Figure record extracts:
▬▬▬
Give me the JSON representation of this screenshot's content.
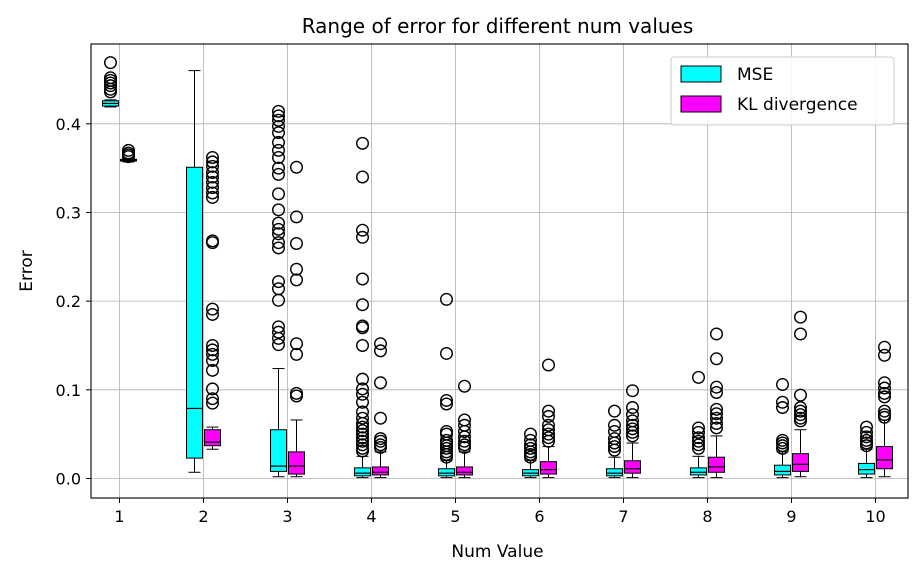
{
  "chart_data": {
    "type": "boxplot",
    "title": "Range of error for different num values",
    "xlabel": "Num Value",
    "ylabel": "Error",
    "categories": [
      "1",
      "2",
      "3",
      "4",
      "5",
      "6",
      "7",
      "8",
      "9",
      "10"
    ],
    "ylim": [
      -0.022,
      0.49
    ],
    "yticks": [
      0.0,
      0.1,
      0.2,
      0.3,
      0.4
    ],
    "ytick_labels": [
      "0.0",
      "0.1",
      "0.2",
      "0.3",
      "0.4"
    ],
    "grid": true,
    "legend_position": "top-right",
    "series": [
      {
        "name": "MSE",
        "color": "#00ffff",
        "stats": [
          {
            "whislo": 0.419,
            "q1": 0.42,
            "med": 0.423,
            "q3": 0.426,
            "whishi": 0.427,
            "fliers": [
              0.469,
              0.452,
              0.449,
              0.446,
              0.443,
              0.439,
              0.436
            ]
          },
          {
            "whislo": 0.007,
            "q1": 0.023,
            "med": 0.079,
            "q3": 0.351,
            "whishi": 0.46,
            "fliers": []
          },
          {
            "whislo": 0.002,
            "q1": 0.008,
            "med": 0.014,
            "q3": 0.055,
            "whishi": 0.124,
            "fliers": [
              0.414,
              0.409,
              0.404,
              0.397,
              0.39,
              0.379,
              0.37,
              0.362,
              0.35,
              0.343,
              0.321,
              0.303,
              0.288,
              0.281,
              0.276,
              0.266,
              0.26,
              0.222,
              0.214,
              0.201,
              0.171,
              0.165,
              0.158,
              0.151
            ]
          },
          {
            "whislo": 0.001,
            "q1": 0.003,
            "med": 0.006,
            "q3": 0.012,
            "whishi": 0.025,
            "fliers": [
              0.378,
              0.34,
              0.28,
              0.272,
              0.225,
              0.196,
              0.172,
              0.17,
              0.15,
              0.112,
              0.101,
              0.095,
              0.086,
              0.075,
              0.068,
              0.062,
              0.058,
              0.054,
              0.05,
              0.046,
              0.042,
              0.038,
              0.034,
              0.031
            ]
          },
          {
            "whislo": 0.001,
            "q1": 0.003,
            "med": 0.006,
            "q3": 0.011,
            "whishi": 0.02,
            "fliers": [
              0.202,
              0.141,
              0.088,
              0.084,
              0.053,
              0.05,
              0.043,
              0.04,
              0.037,
              0.034,
              0.03,
              0.027,
              0.024
            ]
          },
          {
            "whislo": 0.001,
            "q1": 0.003,
            "med": 0.006,
            "q3": 0.01,
            "whishi": 0.02,
            "fliers": [
              0.05,
              0.043,
              0.038,
              0.034,
              0.03,
              0.027,
              0.024
            ]
          },
          {
            "whislo": 0.001,
            "q1": 0.003,
            "med": 0.006,
            "q3": 0.011,
            "whishi": 0.024,
            "fliers": [
              0.076,
              0.06,
              0.053,
              0.045,
              0.04,
              0.036,
              0.032
            ]
          },
          {
            "whislo": 0.001,
            "q1": 0.004,
            "med": 0.007,
            "q3": 0.012,
            "whishi": 0.025,
            "fliers": [
              0.114,
              0.057,
              0.052,
              0.046,
              0.042,
              0.038,
              0.034
            ]
          },
          {
            "whislo": 0.001,
            "q1": 0.004,
            "med": 0.008,
            "q3": 0.015,
            "whishi": 0.03,
            "fliers": [
              0.106,
              0.086,
              0.08,
              0.043,
              0.04,
              0.037,
              0.034
            ]
          },
          {
            "whislo": 0.001,
            "q1": 0.005,
            "med": 0.01,
            "q3": 0.017,
            "whishi": 0.033,
            "fliers": [
              0.058,
              0.052,
              0.047,
              0.043,
              0.04,
              0.037
            ]
          }
        ]
      },
      {
        "name": "KL divergence",
        "color": "#ff00ff",
        "stats": [
          {
            "whislo": 0.357,
            "q1": 0.358,
            "med": 0.359,
            "q3": 0.36,
            "whishi": 0.361,
            "fliers": [
              0.37,
              0.367,
              0.365,
              0.363
            ]
          },
          {
            "whislo": 0.033,
            "q1": 0.037,
            "med": 0.041,
            "q3": 0.055,
            "whishi": 0.058,
            "fliers": [
              0.362,
              0.357,
              0.352,
              0.345,
              0.34,
              0.334,
              0.328,
              0.322,
              0.317,
              0.268,
              0.266,
              0.191,
              0.185,
              0.15,
              0.145,
              0.14,
              0.133,
              0.122,
              0.101,
              0.09,
              0.085
            ]
          },
          {
            "whislo": 0.002,
            "q1": 0.005,
            "med": 0.014,
            "q3": 0.03,
            "whishi": 0.066,
            "fliers": [
              0.351,
              0.295,
              0.265,
              0.236,
              0.224,
              0.152,
              0.14,
              0.096,
              0.093
            ]
          },
          {
            "whislo": 0.001,
            "q1": 0.004,
            "med": 0.007,
            "q3": 0.013,
            "whishi": 0.03,
            "fliers": [
              0.152,
              0.144,
              0.108,
              0.068,
              0.045,
              0.042,
              0.038,
              0.035
            ]
          },
          {
            "whislo": 0.001,
            "q1": 0.004,
            "med": 0.007,
            "q3": 0.013,
            "whishi": 0.03,
            "fliers": [
              0.104,
              0.066,
              0.06,
              0.053,
              0.047,
              0.042,
              0.038,
              0.035
            ]
          },
          {
            "whislo": 0.001,
            "q1": 0.005,
            "med": 0.01,
            "q3": 0.019,
            "whishi": 0.036,
            "fliers": [
              0.128,
              0.076,
              0.07,
              0.06,
              0.055,
              0.05,
              0.046,
              0.042
            ]
          },
          {
            "whislo": 0.001,
            "q1": 0.006,
            "med": 0.011,
            "q3": 0.02,
            "whishi": 0.04,
            "fliers": [
              0.099,
              0.08,
              0.072,
              0.065,
              0.06,
              0.056,
              0.052,
              0.048
            ]
          },
          {
            "whislo": 0.001,
            "q1": 0.007,
            "med": 0.013,
            "q3": 0.024,
            "whishi": 0.048,
            "fliers": [
              0.163,
              0.135,
              0.103,
              0.097,
              0.078,
              0.073,
              0.068,
              0.062,
              0.057
            ]
          },
          {
            "whislo": 0.002,
            "q1": 0.008,
            "med": 0.016,
            "q3": 0.028,
            "whishi": 0.055,
            "fliers": [
              0.182,
              0.163,
              0.094,
              0.08,
              0.076,
              0.072,
              0.068,
              0.065
            ]
          },
          {
            "whislo": 0.002,
            "q1": 0.011,
            "med": 0.021,
            "q3": 0.036,
            "whishi": 0.066,
            "fliers": [
              0.148,
              0.139,
              0.108,
              0.102,
              0.096,
              0.092,
              0.076,
              0.072,
              0.069
            ]
          }
        ]
      }
    ]
  }
}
▬▬▬
AIM → All of the material above should be reproduced exactly, except the pictures.

RESPONSE TO THIS TASK →
Give me the JSON representation of this screenshot's content.
{
  "chart_data": {
    "type": "boxplot",
    "title": "Range of error for different num values",
    "xlabel": "Num Value",
    "ylabel": "Error",
    "categories": [
      "1",
      "2",
      "3",
      "4",
      "5",
      "6",
      "7",
      "8",
      "9",
      "10"
    ],
    "ylim": [
      -0.022,
      0.49
    ],
    "yticks": [
      0.0,
      0.1,
      0.2,
      0.3,
      0.4
    ],
    "ytick_labels": [
      "0.0",
      "0.1",
      "0.2",
      "0.3",
      "0.4"
    ],
    "grid": true,
    "legend_position": "top-right",
    "series": [
      {
        "name": "MSE",
        "color": "#00ffff",
        "stats": [
          {
            "whislo": 0.419,
            "q1": 0.42,
            "med": 0.423,
            "q3": 0.426,
            "whishi": 0.427,
            "fliers": [
              0.469,
              0.452,
              0.449,
              0.446,
              0.443,
              0.439,
              0.436
            ]
          },
          {
            "whislo": 0.007,
            "q1": 0.023,
            "med": 0.079,
            "q3": 0.351,
            "whishi": 0.46,
            "fliers": []
          },
          {
            "whislo": 0.002,
            "q1": 0.008,
            "med": 0.014,
            "q3": 0.055,
            "whishi": 0.124,
            "fliers": [
              0.414,
              0.409,
              0.404,
              0.397,
              0.39,
              0.379,
              0.37,
              0.362,
              0.35,
              0.343,
              0.321,
              0.303,
              0.288,
              0.281,
              0.276,
              0.266,
              0.26,
              0.222,
              0.214,
              0.201,
              0.171,
              0.165,
              0.158,
              0.151
            ]
          },
          {
            "whislo": 0.001,
            "q1": 0.003,
            "med": 0.006,
            "q3": 0.012,
            "whishi": 0.025,
            "fliers": [
              0.378,
              0.34,
              0.28,
              0.272,
              0.225,
              0.196,
              0.172,
              0.17,
              0.15,
              0.112,
              0.101,
              0.095,
              0.086,
              0.075,
              0.068,
              0.062,
              0.058,
              0.054,
              0.05,
              0.046,
              0.042,
              0.038,
              0.034,
              0.031
            ]
          },
          {
            "whislo": 0.001,
            "q1": 0.003,
            "med": 0.006,
            "q3": 0.011,
            "whishi": 0.02,
            "fliers": [
              0.202,
              0.141,
              0.088,
              0.084,
              0.053,
              0.05,
              0.043,
              0.04,
              0.037,
              0.034,
              0.03,
              0.027,
              0.024
            ]
          },
          {
            "whislo": 0.001,
            "q1": 0.003,
            "med": 0.006,
            "q3": 0.01,
            "whishi": 0.02,
            "fliers": [
              0.05,
              0.043,
              0.038,
              0.034,
              0.03,
              0.027,
              0.024
            ]
          },
          {
            "whislo": 0.001,
            "q1": 0.003,
            "med": 0.006,
            "q3": 0.011,
            "whishi": 0.024,
            "fliers": [
              0.076,
              0.06,
              0.053,
              0.045,
              0.04,
              0.036,
              0.032
            ]
          },
          {
            "whislo": 0.001,
            "q1": 0.004,
            "med": 0.007,
            "q3": 0.012,
            "whishi": 0.025,
            "fliers": [
              0.114,
              0.057,
              0.052,
              0.046,
              0.042,
              0.038,
              0.034
            ]
          },
          {
            "whislo": 0.001,
            "q1": 0.004,
            "med": 0.008,
            "q3": 0.015,
            "whishi": 0.03,
            "fliers": [
              0.106,
              0.086,
              0.08,
              0.043,
              0.04,
              0.037,
              0.034
            ]
          },
          {
            "whislo": 0.001,
            "q1": 0.005,
            "med": 0.01,
            "q3": 0.017,
            "whishi": 0.033,
            "fliers": [
              0.058,
              0.052,
              0.047,
              0.043,
              0.04,
              0.037
            ]
          }
        ]
      },
      {
        "name": "KL divergence",
        "color": "#ff00ff",
        "stats": [
          {
            "whislo": 0.357,
            "q1": 0.358,
            "med": 0.359,
            "q3": 0.36,
            "whishi": 0.361,
            "fliers": [
              0.37,
              0.367,
              0.365,
              0.363
            ]
          },
          {
            "whislo": 0.033,
            "q1": 0.037,
            "med": 0.041,
            "q3": 0.055,
            "whishi": 0.058,
            "fliers": [
              0.362,
              0.357,
              0.352,
              0.345,
              0.34,
              0.334,
              0.328,
              0.322,
              0.317,
              0.268,
              0.266,
              0.191,
              0.185,
              0.15,
              0.145,
              0.14,
              0.133,
              0.122,
              0.101,
              0.09,
              0.085
            ]
          },
          {
            "whislo": 0.002,
            "q1": 0.005,
            "med": 0.014,
            "q3": 0.03,
            "whishi": 0.066,
            "fliers": [
              0.351,
              0.295,
              0.265,
              0.236,
              0.224,
              0.152,
              0.14,
              0.096,
              0.093
            ]
          },
          {
            "whislo": 0.001,
            "q1": 0.004,
            "med": 0.007,
            "q3": 0.013,
            "whishi": 0.03,
            "fliers": [
              0.152,
              0.144,
              0.108,
              0.068,
              0.045,
              0.042,
              0.038,
              0.035
            ]
          },
          {
            "whislo": 0.001,
            "q1": 0.004,
            "med": 0.007,
            "q3": 0.013,
            "whishi": 0.03,
            "fliers": [
              0.104,
              0.066,
              0.06,
              0.053,
              0.047,
              0.042,
              0.038,
              0.035
            ]
          },
          {
            "whislo": 0.001,
            "q1": 0.005,
            "med": 0.01,
            "q3": 0.019,
            "whishi": 0.036,
            "fliers": [
              0.128,
              0.076,
              0.07,
              0.06,
              0.055,
              0.05,
              0.046,
              0.042
            ]
          },
          {
            "whislo": 0.001,
            "q1": 0.006,
            "med": 0.011,
            "q3": 0.02,
            "whishi": 0.04,
            "fliers": [
              0.099,
              0.08,
              0.072,
              0.065,
              0.06,
              0.056,
              0.052,
              0.048
            ]
          },
          {
            "whislo": 0.001,
            "q1": 0.007,
            "med": 0.013,
            "q3": 0.024,
            "whishi": 0.048,
            "fliers": [
              0.163,
              0.135,
              0.103,
              0.097,
              0.078,
              0.073,
              0.068,
              0.062,
              0.057
            ]
          },
          {
            "whislo": 0.002,
            "q1": 0.008,
            "med": 0.016,
            "q3": 0.028,
            "whishi": 0.055,
            "fliers": [
              0.182,
              0.163,
              0.094,
              0.08,
              0.076,
              0.072,
              0.068,
              0.065
            ]
          },
          {
            "whislo": 0.002,
            "q1": 0.011,
            "med": 0.021,
            "q3": 0.036,
            "whishi": 0.066,
            "fliers": [
              0.148,
              0.139,
              0.108,
              0.102,
              0.096,
              0.092,
              0.076,
              0.072,
              0.069
            ]
          }
        ]
      }
    ]
  }
}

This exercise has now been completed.